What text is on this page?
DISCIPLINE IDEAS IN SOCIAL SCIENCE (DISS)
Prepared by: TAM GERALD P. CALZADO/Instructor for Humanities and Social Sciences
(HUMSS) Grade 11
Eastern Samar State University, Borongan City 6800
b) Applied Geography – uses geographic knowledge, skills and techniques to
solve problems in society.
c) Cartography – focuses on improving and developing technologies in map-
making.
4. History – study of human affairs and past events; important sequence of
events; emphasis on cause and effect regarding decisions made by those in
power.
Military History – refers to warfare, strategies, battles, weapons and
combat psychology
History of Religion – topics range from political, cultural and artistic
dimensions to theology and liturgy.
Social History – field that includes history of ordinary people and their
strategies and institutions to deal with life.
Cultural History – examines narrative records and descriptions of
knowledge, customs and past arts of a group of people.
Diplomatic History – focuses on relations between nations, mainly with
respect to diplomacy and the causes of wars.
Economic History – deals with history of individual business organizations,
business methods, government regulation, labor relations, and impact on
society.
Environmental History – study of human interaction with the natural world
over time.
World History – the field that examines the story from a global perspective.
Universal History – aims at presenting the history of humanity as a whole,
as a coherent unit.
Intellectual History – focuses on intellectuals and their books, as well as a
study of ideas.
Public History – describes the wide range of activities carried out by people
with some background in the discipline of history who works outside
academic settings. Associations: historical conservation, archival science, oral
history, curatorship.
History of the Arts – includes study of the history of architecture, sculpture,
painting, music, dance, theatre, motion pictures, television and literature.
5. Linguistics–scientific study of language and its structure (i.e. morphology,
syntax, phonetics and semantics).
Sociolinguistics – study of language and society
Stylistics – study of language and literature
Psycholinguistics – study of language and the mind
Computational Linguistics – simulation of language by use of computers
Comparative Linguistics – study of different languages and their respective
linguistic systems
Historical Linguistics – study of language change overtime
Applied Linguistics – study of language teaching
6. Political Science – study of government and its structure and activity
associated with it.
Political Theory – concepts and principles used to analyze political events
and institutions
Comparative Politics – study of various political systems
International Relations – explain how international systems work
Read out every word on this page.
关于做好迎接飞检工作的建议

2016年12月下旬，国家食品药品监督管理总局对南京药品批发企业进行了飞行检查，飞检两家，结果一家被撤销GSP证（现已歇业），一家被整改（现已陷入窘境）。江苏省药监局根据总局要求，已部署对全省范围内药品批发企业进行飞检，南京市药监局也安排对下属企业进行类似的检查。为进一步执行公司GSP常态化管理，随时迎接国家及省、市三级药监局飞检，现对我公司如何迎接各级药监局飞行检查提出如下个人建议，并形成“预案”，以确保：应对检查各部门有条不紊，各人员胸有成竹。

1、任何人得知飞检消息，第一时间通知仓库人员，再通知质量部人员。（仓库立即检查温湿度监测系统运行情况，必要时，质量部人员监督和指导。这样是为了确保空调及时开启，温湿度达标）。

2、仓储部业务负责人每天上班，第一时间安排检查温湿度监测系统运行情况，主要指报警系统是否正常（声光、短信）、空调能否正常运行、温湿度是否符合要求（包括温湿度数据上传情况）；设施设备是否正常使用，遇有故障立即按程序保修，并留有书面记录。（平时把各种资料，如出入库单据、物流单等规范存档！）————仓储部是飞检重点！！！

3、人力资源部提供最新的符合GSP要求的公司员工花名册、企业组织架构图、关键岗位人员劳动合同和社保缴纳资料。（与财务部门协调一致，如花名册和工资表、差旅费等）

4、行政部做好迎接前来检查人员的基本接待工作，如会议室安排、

== Requirement ==
Repeat the data above, word for word.

== Written reply ==
What text is on this page?
DISCIPLINE IDEAS IN SOCIAL SCIENCE (DISS)
Prepared by: TAM GERALD P. CALZADO/Instructor for Humanities and Social Sciences
(HUMSS) Grade 11
Eastern Samar State University, Borongan City 6800
b) Applied Geography – uses geographic knowledge, skills and techniques to
solve problems in society.
c) Cartography – focuses on improving and developing technologies in map-
making.
4. History – study of human affairs and past events; important sequence of
events; emphasis on cause and effect regarding decisions made by those in
power.
Military History – refers to warfare, strategies, battles, weapons and
combat psychology
History of Religion – topics range from political, cultural and artistic
dimensions to theology and liturgy.
Social History – field that includes history of ordinary people and their
strategies and institutions to deal with life.
Cultural History – examines narrative records and descriptions of
knowledge, customs and past arts of a group of people.
Diplomatic History – focuses on relations between nations, mainly with
respect to diplomacy and the causes of wars.
Economic History – deals with history of individual business organizations,
business methods, government regulation, labor relations, and impact on
society.
Environmental History – study of human interaction with the natural world
over time.
World History – the field that examines the story from a global perspective.
Universal History – aims at presenting the history of humanity as a whole,
as a coherent unit.
Intellectual History – focuses on intellectuals and their books, as well as a
study of ideas.
Public History – describes the wide range of activities carried out by people
with some background in the discipline of history who works outside
academic settings. Associations: historical conservation, archival science, oral
history, curatorship.
History of the Arts – includes study of the history of architecture, sculpture,
painting, music, dance, theatre, motion pictures, television and literature.
5. Linguistics–scientific study of language and its structure (i.e. morphology,
syntax, phonetics and semantics).
Sociolinguistics – study of language and society
Stylistics – study of language and literature
Psycholinguistics – study of language and the mind
Computational Linguistics – simulation of language by use of computers
Comparative Linguistics – study of different languages and their respective
linguistic systems
Historical Linguistics – study of language change overtime
Applied Linguistics – study of language teaching
6. Political Science – study of government and its structure and activity
associated with it.
Political Theory – concepts and principles used to analyze political events
and institutions
Comparative Politics – study of various political systems
International Relations – explain how international systems work
Read out every word on this page.
关于做好迎接飞检工作的建议

2016年12月下旬，国家食品药品监督管理总局对南京药品批发企业进行了飞行检查，飞检两家，结果一家被撤销GSP证（现已歇业），一家被整改（现已陷入窘境）。江苏省药监局根据总局要求，已部署对全省范围内药品批发企业进行飞检，南京市药监局也安排对下属企业进行类似的检查。为进一步执行公司GSP常态化管理，随时迎接国家及省、市三级药监局飞检，现对我公司如何迎接各级药监局飞行检查提出如下个人建议，并形成“预案”，以确保：应对检查各部门有条不紊，各人员胸有成竹。

1、任何人得知飞检消息，第一时间通知仓库人员，再通知质量部人员。（仓库立即检查温湿度监测系统运行情况，必要时，质量部人员监督和指导。这样是为了确保空调及时开启，温湿度达标）。

2、仓储部业务负责人每天上班，第一时间安排检查温湿度监测系统运行情况，主要指报警系统是否正常（声光、短信）、空调能否正常运行、温湿度是否符合要求（包括温湿度数据上传情况）；设施设备是否正常使用，遇有故障立即按程序保修，并留有书面记录。（平时把各种资料，如出入库单据、物流单等规范存档！）————仓储部是飞检重点！！！

3、人力资源部提供最新的符合GSP要求的公司员工花名册、企业组织架构图、关键岗位人员劳动合同和社保缴纳资料。（与财务部门协调一致，如花名册和工资表、差旅费等）

4、行政部做好迎接前来检查人员的基本接待工作，如会议室安排、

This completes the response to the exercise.